Do this → Every entry below should be printed exactly, without its images.

Working data →
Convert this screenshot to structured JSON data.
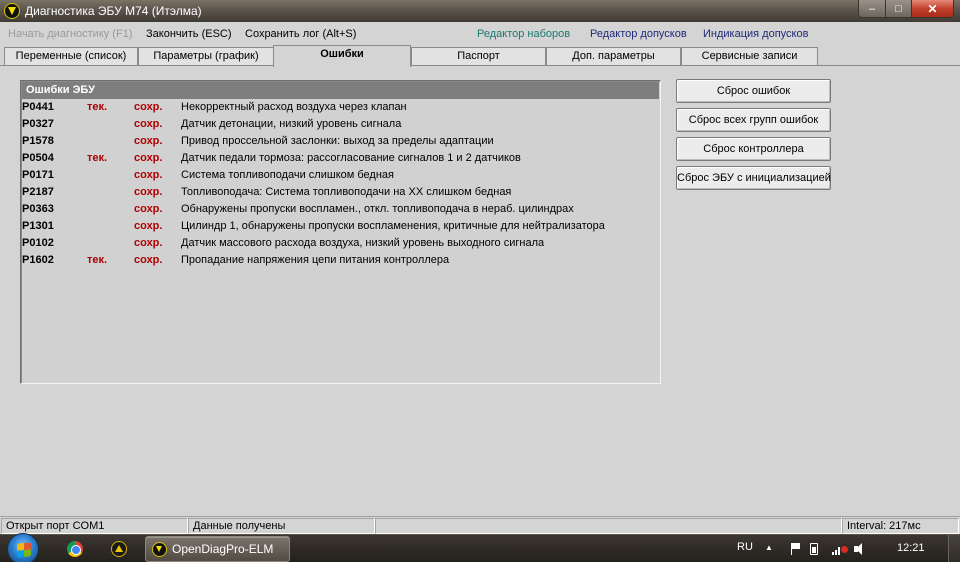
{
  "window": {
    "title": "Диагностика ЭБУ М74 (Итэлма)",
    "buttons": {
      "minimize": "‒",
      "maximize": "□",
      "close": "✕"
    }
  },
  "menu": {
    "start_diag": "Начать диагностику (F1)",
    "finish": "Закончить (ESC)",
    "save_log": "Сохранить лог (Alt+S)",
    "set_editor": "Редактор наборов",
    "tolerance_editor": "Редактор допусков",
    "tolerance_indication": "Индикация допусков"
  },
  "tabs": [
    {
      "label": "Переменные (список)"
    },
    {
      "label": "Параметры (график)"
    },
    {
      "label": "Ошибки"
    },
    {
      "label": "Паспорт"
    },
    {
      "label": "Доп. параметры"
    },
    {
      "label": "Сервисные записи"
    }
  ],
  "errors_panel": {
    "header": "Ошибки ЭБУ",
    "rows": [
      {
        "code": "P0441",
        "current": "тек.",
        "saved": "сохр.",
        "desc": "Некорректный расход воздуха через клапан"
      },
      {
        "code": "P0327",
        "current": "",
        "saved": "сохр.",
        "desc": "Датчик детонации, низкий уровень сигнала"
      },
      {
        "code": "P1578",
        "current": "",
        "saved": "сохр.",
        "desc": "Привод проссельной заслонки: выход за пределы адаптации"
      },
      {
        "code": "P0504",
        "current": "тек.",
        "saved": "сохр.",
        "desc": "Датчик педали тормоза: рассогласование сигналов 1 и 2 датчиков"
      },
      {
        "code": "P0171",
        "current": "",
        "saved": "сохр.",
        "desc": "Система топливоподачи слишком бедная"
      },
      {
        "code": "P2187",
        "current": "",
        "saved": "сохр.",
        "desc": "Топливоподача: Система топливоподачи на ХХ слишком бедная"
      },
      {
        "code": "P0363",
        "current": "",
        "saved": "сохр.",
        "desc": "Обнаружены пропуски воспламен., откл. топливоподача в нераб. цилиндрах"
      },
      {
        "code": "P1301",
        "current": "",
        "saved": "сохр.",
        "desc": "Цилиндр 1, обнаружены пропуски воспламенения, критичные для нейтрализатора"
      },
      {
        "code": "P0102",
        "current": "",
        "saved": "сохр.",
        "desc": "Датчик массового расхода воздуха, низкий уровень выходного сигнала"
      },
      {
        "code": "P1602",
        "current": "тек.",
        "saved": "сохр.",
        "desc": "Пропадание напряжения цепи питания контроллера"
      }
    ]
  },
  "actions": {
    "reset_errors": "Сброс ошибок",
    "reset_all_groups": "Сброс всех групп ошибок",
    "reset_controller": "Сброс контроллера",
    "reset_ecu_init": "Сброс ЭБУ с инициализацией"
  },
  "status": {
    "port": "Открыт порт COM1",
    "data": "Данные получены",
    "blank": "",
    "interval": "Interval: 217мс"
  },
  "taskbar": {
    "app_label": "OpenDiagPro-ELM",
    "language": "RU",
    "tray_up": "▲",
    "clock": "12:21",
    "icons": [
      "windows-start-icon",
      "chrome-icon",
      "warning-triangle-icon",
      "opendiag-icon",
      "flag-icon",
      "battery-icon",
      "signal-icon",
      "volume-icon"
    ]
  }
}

Result of this exercise →
Convert this screenshot to structured JSON data.
{
  "window": {
    "title": "Диагностика ЭБУ М74 (Итэлма)",
    "buttons": {
      "minimize": "‒",
      "maximize": "□",
      "close": "✕"
    }
  },
  "menu": {
    "start_diag": "Начать диагностику (F1)",
    "finish": "Закончить (ESC)",
    "save_log": "Сохранить лог (Alt+S)",
    "set_editor": "Редактор наборов",
    "tolerance_editor": "Редактор допусков",
    "tolerance_indication": "Индикация допусков"
  },
  "tabs": [
    {
      "label": "Переменные (список)"
    },
    {
      "label": "Параметры (график)"
    },
    {
      "label": "Ошибки"
    },
    {
      "label": "Паспорт"
    },
    {
      "label": "Доп. параметры"
    },
    {
      "label": "Сервисные записи"
    }
  ],
  "errors_panel": {
    "header": "Ошибки ЭБУ",
    "rows": [
      {
        "code": "P0441",
        "current": "тек.",
        "saved": "сохр.",
        "desc": "Некорректный расход воздуха через клапан"
      },
      {
        "code": "P0327",
        "current": "",
        "saved": "сохр.",
        "desc": "Датчик детонации, низкий уровень сигнала"
      },
      {
        "code": "P1578",
        "current": "",
        "saved": "сохр.",
        "desc": "Привод проссельной заслонки: выход за пределы адаптации"
      },
      {
        "code": "P0504",
        "current": "тек.",
        "saved": "сохр.",
        "desc": "Датчик педали тормоза: рассогласование сигналов 1 и 2 датчиков"
      },
      {
        "code": "P0171",
        "current": "",
        "saved": "сохр.",
        "desc": "Система топливоподачи слишком бедная"
      },
      {
        "code": "P2187",
        "current": "",
        "saved": "сохр.",
        "desc": "Топливоподача: Система топливоподачи на ХХ слишком бедная"
      },
      {
        "code": "P0363",
        "current": "",
        "saved": "сохр.",
        "desc": "Обнаружены пропуски воспламен., откл. топливоподача в нераб. цилиндрах"
      },
      {
        "code": "P1301",
        "current": "",
        "saved": "сохр.",
        "desc": "Цилиндр 1, обнаружены пропуски воспламенения, критичные для нейтрализатора"
      },
      {
        "code": "P0102",
        "current": "",
        "saved": "сохр.",
        "desc": "Датчик массового расхода воздуха, низкий уровень выходного сигнала"
      },
      {
        "code": "P1602",
        "current": "тек.",
        "saved": "сохр.",
        "desc": "Пропадание напряжения цепи питания контроллера"
      }
    ]
  },
  "actions": {
    "reset_errors": "Сброс ошибок",
    "reset_all_groups": "Сброс всех групп ошибок",
    "reset_controller": "Сброс контроллера",
    "reset_ecu_init": "Сброс ЭБУ с инициализацией"
  },
  "status": {
    "port": "Открыт порт COM1",
    "data": "Данные получены",
    "blank": "",
    "interval": "Interval: 217мс"
  },
  "taskbar": {
    "app_label": "OpenDiagPro-ELM",
    "language": "RU",
    "tray_up": "▲",
    "clock": "12:21",
    "icons": [
      "windows-start-icon",
      "chrome-icon",
      "warning-triangle-icon",
      "opendiag-icon",
      "flag-icon",
      "battery-icon",
      "signal-icon",
      "volume-icon"
    ]
  }
}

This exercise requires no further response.